Could you reproduce, word for word, the material from its first line through the line holding "y-tick-label: 106 bbox=[60, 607, 115, 644]", with both of those lines included?

= = =

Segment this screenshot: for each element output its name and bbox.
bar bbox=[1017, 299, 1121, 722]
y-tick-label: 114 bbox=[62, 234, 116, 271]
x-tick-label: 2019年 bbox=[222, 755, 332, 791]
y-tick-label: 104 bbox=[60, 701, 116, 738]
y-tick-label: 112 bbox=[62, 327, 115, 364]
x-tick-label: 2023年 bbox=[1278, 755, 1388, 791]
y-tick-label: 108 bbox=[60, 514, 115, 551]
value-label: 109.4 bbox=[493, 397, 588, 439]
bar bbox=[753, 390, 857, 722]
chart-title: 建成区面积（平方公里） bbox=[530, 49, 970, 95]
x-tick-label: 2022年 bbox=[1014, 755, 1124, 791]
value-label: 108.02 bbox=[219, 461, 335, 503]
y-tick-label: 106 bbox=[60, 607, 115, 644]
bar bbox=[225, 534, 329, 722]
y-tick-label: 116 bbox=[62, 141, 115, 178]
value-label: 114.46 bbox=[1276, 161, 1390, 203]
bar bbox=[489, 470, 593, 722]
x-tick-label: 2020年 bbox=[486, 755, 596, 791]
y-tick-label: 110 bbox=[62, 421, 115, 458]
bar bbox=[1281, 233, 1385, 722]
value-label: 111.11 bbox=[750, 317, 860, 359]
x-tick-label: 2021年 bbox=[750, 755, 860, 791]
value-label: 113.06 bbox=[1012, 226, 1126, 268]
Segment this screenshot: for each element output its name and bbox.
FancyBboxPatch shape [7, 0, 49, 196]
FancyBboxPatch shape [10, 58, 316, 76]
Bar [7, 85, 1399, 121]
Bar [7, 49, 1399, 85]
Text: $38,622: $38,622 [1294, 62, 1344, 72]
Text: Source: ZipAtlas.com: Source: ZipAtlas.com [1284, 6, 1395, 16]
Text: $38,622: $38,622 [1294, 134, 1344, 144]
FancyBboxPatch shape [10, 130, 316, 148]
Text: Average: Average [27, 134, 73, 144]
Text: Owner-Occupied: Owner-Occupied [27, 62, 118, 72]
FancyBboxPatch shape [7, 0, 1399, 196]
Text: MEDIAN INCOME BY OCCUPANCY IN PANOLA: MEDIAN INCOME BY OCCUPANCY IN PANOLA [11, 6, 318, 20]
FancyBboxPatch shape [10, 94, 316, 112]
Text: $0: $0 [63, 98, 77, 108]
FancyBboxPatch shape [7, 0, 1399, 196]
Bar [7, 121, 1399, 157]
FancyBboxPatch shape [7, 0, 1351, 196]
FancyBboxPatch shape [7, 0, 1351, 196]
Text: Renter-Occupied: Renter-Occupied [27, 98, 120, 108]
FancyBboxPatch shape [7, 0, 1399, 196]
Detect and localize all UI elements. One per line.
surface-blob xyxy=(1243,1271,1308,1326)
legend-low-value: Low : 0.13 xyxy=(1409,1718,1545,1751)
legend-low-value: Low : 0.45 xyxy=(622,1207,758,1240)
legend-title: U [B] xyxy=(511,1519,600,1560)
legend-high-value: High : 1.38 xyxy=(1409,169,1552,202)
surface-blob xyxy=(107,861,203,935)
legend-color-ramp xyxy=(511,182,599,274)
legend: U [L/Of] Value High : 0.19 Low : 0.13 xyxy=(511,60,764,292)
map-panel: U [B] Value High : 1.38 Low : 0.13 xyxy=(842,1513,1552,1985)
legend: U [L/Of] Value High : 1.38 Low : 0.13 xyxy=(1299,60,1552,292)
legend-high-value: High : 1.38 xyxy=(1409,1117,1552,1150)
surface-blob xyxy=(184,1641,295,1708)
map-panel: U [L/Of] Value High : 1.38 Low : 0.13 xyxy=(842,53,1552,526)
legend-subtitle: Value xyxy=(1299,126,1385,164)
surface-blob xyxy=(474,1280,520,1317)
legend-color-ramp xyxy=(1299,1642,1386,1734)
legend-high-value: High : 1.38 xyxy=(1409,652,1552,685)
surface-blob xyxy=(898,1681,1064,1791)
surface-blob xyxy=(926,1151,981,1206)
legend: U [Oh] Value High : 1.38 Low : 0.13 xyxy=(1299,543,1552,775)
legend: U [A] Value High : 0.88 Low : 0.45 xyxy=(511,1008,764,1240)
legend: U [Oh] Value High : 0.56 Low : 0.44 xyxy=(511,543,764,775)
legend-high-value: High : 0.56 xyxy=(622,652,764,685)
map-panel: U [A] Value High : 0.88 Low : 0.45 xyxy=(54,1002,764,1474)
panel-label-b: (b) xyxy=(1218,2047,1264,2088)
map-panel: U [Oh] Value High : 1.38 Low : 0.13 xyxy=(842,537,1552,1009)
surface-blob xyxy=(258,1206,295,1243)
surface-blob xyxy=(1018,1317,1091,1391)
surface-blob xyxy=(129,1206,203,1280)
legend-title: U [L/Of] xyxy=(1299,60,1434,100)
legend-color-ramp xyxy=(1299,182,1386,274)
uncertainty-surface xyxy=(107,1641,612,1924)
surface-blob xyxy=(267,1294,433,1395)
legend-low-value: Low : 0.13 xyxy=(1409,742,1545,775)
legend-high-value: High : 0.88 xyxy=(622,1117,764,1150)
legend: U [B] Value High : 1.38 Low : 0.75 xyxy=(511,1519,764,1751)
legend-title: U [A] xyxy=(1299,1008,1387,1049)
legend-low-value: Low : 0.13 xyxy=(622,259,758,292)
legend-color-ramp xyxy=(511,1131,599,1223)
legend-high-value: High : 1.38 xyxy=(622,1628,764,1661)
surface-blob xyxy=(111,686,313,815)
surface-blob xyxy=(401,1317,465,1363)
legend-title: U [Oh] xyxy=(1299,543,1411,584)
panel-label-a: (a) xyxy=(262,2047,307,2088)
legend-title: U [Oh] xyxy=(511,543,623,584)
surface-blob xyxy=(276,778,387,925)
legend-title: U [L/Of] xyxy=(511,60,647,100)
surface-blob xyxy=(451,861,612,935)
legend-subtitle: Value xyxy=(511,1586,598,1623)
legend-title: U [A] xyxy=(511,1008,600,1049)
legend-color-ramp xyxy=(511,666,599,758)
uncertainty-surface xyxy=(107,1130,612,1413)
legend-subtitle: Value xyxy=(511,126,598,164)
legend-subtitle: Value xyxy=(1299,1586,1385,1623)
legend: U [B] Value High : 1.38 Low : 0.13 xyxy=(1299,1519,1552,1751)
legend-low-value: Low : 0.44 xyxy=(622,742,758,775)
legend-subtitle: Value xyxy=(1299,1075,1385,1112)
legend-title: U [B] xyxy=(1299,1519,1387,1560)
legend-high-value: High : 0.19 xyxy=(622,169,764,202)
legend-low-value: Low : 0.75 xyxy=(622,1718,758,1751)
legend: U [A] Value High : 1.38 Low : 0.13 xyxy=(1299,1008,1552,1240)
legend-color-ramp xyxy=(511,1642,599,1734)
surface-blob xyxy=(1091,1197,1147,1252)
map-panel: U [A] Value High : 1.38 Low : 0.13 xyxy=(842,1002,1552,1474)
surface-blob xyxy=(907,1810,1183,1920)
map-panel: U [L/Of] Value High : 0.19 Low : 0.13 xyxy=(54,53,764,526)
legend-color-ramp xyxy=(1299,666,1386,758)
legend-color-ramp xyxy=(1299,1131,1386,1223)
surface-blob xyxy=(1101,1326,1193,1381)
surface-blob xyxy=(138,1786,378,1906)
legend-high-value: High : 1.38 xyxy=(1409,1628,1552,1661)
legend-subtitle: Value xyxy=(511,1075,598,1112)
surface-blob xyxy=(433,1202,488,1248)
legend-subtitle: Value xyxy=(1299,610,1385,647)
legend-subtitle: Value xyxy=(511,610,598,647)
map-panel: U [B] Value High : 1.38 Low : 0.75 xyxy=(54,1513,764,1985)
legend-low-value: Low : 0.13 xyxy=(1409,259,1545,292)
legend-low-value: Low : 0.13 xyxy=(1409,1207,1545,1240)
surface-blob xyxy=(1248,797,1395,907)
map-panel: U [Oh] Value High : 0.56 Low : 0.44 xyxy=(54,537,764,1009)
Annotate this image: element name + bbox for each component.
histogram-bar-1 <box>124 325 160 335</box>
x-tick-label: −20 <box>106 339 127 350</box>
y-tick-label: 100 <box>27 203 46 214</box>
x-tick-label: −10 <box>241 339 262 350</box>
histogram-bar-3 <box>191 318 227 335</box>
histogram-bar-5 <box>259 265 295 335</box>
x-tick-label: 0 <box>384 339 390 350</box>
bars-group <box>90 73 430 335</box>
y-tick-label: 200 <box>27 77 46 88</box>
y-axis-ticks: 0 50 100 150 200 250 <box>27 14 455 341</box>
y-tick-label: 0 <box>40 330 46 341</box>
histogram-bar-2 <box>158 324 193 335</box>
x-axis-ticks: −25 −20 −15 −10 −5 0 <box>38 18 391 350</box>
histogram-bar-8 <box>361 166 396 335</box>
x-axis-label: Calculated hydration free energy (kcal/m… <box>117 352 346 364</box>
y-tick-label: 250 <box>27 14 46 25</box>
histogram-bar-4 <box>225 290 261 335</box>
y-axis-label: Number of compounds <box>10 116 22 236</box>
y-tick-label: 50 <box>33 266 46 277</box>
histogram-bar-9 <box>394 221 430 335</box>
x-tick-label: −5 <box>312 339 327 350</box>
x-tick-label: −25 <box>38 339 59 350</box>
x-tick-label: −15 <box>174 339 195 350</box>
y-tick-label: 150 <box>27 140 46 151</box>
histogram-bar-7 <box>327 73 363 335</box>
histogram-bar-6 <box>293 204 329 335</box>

= = =

• **EXERCISE OUTPUT**:
Segment this screenshot: for each element output its name and bbox.
bar bbox=[1017, 299, 1121, 722]
y-tick-label: 114 bbox=[62, 234, 116, 271]
x-tick-label: 2019年 bbox=[222, 755, 332, 791]
y-tick-label: 104 bbox=[60, 701, 116, 738]
y-tick-label: 112 bbox=[62, 327, 115, 364]
x-tick-label: 2023年 bbox=[1278, 755, 1388, 791]
y-tick-label: 108 bbox=[60, 514, 115, 551]
value-label: 109.4 bbox=[493, 397, 588, 439]
bar bbox=[753, 390, 857, 722]
chart-title: 建成区面积（平方公里） bbox=[530, 49, 970, 95]
x-tick-label: 2022年 bbox=[1014, 755, 1124, 791]
value-label: 108.02 bbox=[219, 461, 335, 503]
y-tick-label: 106 bbox=[60, 607, 115, 644]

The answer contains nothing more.